[Stored entries]
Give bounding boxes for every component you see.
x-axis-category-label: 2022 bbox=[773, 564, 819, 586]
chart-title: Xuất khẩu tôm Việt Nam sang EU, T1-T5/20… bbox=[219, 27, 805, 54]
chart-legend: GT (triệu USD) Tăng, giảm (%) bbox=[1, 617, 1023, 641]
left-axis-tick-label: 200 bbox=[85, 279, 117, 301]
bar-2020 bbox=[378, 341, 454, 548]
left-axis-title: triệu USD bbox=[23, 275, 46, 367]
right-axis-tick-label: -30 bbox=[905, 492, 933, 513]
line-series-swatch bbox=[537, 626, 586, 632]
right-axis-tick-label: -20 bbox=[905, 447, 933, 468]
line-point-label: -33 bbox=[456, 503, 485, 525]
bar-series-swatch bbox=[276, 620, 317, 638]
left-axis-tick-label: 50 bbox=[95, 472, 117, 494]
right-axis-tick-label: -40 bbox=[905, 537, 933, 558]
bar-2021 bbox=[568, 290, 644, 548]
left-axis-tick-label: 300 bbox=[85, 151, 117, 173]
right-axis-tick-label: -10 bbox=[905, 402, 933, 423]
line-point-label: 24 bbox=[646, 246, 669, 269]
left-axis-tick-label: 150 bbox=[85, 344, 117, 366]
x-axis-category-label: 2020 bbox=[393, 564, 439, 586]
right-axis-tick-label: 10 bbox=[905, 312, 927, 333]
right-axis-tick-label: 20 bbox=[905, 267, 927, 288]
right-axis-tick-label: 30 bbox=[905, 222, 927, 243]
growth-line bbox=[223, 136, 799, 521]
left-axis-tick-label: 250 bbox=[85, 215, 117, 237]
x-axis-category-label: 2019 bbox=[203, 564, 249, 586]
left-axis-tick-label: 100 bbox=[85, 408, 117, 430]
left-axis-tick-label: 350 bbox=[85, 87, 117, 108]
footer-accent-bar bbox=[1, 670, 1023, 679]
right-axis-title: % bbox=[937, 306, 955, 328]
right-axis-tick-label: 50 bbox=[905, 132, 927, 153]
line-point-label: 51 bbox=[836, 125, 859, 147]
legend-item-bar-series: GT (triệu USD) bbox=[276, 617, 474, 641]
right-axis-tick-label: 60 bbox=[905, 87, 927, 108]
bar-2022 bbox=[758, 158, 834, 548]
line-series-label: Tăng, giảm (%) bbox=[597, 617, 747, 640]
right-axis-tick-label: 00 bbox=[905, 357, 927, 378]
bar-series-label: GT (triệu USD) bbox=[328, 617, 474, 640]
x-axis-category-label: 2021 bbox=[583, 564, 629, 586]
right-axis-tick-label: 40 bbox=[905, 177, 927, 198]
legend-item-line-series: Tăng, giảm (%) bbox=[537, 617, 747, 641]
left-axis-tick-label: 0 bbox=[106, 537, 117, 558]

◆ WHAT IS EXPECTED
Return each line of the records above that contains the string "swatch".

◆ EXPECTED ANSWER
line-series-swatch bbox=[537, 626, 586, 632]
bar-series-swatch bbox=[276, 620, 317, 638]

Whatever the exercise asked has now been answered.